• **Written request**:
Identify the lines containing the word "local". Copy each one.
(begin)
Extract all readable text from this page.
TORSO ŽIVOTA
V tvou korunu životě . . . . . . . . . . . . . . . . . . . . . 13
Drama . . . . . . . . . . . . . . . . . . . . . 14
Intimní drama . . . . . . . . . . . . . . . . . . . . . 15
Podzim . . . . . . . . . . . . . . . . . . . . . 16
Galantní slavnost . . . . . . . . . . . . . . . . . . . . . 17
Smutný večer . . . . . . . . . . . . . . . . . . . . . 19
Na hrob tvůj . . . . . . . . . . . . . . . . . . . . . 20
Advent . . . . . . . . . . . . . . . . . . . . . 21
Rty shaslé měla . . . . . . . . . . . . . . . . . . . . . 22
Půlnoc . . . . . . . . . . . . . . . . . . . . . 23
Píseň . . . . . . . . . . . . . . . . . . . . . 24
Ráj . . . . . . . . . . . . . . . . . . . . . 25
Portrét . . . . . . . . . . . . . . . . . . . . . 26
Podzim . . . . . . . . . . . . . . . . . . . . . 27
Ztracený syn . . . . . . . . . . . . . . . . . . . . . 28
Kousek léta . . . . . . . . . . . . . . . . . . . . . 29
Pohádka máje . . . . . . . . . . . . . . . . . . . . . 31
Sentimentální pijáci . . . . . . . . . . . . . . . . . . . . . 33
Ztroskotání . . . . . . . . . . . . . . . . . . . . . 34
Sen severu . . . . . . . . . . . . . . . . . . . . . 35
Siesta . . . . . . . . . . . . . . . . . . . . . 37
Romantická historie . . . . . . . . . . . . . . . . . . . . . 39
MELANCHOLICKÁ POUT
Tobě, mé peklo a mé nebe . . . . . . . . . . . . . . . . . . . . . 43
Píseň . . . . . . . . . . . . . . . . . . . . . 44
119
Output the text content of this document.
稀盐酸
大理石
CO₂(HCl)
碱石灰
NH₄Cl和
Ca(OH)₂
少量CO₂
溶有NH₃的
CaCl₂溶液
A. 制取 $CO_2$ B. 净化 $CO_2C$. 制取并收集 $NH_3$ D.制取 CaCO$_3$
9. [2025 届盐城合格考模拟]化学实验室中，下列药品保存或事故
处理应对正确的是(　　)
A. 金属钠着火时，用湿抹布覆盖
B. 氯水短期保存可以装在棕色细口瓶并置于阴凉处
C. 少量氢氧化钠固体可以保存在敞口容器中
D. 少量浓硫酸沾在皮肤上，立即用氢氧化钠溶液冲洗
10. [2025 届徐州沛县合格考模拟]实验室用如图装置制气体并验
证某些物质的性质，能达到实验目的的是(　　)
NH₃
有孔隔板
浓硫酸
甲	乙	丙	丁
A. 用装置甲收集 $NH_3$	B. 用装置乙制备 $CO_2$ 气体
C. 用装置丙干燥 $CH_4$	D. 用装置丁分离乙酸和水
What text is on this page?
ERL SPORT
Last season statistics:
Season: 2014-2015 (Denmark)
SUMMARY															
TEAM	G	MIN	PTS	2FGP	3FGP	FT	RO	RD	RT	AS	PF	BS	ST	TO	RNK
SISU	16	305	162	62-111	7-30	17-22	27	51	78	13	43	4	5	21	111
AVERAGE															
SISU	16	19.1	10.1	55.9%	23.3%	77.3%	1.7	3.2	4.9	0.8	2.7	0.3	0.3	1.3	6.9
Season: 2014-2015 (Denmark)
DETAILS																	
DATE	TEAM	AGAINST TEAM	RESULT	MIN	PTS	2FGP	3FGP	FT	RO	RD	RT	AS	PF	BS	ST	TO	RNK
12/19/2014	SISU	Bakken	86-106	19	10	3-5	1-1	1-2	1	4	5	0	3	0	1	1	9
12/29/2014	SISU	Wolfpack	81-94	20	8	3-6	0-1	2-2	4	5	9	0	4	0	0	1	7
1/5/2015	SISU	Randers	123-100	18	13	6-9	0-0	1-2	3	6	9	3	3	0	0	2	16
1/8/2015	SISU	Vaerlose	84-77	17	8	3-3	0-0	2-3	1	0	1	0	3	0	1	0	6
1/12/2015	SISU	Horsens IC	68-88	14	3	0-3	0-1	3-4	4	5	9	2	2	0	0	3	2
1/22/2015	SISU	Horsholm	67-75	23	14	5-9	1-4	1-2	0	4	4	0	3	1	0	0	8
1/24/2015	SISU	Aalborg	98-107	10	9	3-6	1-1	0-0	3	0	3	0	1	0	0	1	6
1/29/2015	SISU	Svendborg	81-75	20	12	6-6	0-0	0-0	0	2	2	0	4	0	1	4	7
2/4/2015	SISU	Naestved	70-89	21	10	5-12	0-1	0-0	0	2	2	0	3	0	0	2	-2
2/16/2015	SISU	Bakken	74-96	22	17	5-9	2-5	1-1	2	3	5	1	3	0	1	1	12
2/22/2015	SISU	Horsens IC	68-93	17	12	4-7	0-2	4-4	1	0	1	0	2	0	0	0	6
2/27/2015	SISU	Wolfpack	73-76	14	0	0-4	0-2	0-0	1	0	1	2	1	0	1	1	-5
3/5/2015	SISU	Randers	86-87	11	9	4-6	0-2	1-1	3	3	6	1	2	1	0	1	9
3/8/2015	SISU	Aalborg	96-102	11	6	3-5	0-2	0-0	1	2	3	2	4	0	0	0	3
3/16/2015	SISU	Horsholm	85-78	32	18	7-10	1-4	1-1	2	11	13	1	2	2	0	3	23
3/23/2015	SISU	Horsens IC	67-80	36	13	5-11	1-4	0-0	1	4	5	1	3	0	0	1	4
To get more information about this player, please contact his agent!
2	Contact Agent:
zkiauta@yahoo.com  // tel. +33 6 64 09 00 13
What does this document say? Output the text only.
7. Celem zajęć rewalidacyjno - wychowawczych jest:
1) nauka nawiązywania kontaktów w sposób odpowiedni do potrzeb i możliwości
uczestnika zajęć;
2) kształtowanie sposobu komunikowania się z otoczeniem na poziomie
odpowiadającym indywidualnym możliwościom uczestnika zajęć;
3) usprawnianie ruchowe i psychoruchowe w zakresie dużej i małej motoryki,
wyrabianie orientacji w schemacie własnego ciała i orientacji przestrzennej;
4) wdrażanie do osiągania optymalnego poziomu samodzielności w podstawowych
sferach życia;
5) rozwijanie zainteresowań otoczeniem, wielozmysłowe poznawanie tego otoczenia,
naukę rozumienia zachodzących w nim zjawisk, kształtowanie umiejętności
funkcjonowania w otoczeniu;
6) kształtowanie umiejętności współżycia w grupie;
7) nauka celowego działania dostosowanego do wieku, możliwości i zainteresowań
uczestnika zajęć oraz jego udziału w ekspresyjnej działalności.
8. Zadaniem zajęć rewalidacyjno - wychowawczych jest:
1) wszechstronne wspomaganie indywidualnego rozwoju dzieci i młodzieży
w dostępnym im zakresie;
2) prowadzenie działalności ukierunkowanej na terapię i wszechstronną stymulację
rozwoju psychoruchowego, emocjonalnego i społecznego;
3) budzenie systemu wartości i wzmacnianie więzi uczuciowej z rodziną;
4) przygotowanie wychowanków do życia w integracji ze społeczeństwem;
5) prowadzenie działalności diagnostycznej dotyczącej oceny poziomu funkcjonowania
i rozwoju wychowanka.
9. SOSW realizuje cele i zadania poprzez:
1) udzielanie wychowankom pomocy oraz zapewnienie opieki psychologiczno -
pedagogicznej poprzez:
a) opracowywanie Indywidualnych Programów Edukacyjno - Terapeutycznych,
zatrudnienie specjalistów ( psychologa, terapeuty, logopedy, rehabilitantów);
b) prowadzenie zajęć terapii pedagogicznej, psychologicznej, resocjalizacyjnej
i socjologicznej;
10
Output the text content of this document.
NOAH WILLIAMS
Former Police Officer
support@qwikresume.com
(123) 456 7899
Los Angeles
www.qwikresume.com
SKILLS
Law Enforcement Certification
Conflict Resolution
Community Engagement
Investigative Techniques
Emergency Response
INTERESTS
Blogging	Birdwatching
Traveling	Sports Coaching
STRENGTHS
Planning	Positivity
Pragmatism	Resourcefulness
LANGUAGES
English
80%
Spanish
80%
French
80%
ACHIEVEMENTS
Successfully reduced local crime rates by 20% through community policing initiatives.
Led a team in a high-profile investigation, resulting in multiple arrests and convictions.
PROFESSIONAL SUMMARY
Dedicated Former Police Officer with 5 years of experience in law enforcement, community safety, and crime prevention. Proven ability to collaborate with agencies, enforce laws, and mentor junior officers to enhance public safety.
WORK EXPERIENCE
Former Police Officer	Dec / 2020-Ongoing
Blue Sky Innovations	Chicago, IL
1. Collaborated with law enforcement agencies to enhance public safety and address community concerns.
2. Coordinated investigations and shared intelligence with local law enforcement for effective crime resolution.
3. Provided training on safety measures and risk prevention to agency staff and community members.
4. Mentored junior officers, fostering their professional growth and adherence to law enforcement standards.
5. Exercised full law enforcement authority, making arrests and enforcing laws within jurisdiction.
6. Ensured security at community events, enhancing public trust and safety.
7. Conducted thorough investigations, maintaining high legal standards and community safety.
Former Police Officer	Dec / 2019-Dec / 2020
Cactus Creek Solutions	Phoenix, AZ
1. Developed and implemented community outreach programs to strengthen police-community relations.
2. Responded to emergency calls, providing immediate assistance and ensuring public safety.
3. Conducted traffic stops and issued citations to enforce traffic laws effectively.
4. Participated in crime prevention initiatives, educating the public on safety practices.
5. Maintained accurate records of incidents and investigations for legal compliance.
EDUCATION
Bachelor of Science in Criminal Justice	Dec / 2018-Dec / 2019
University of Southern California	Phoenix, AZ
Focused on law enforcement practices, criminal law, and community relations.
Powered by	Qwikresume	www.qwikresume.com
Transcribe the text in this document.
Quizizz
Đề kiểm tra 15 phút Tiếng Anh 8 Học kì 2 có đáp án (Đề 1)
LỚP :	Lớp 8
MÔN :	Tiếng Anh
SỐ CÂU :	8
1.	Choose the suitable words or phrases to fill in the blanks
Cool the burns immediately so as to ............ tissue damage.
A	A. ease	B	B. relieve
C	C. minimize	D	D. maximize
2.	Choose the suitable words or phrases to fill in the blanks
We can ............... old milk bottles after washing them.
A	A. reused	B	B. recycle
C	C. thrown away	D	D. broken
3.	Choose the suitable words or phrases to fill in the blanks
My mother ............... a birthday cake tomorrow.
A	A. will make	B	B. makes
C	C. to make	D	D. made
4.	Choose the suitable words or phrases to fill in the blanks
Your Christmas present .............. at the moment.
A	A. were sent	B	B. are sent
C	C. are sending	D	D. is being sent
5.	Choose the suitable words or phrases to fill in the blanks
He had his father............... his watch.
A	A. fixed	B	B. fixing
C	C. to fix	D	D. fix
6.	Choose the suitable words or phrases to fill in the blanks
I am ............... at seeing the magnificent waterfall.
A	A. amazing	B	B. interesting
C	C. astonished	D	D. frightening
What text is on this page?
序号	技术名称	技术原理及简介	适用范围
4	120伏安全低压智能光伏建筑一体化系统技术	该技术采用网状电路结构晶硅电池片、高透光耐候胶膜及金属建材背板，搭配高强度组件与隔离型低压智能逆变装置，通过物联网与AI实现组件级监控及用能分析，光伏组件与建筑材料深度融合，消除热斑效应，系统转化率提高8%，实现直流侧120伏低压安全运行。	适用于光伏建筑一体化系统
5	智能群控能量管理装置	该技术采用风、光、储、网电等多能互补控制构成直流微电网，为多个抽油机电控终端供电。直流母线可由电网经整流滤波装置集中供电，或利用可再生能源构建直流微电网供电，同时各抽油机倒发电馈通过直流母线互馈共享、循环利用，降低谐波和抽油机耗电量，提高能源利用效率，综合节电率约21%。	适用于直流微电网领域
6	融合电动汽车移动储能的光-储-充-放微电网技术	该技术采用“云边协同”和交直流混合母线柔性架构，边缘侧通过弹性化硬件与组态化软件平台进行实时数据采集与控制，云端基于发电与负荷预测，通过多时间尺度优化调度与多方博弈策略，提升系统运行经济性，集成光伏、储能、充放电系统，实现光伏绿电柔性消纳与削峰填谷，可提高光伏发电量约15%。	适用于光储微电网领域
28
(end)
• **Exercise solution**:
Successfully reduced local crime rates by 20% through community policing initiatives.
2. Coordinated investigations and shared intelligence with local law enforcement for effective crime resolution.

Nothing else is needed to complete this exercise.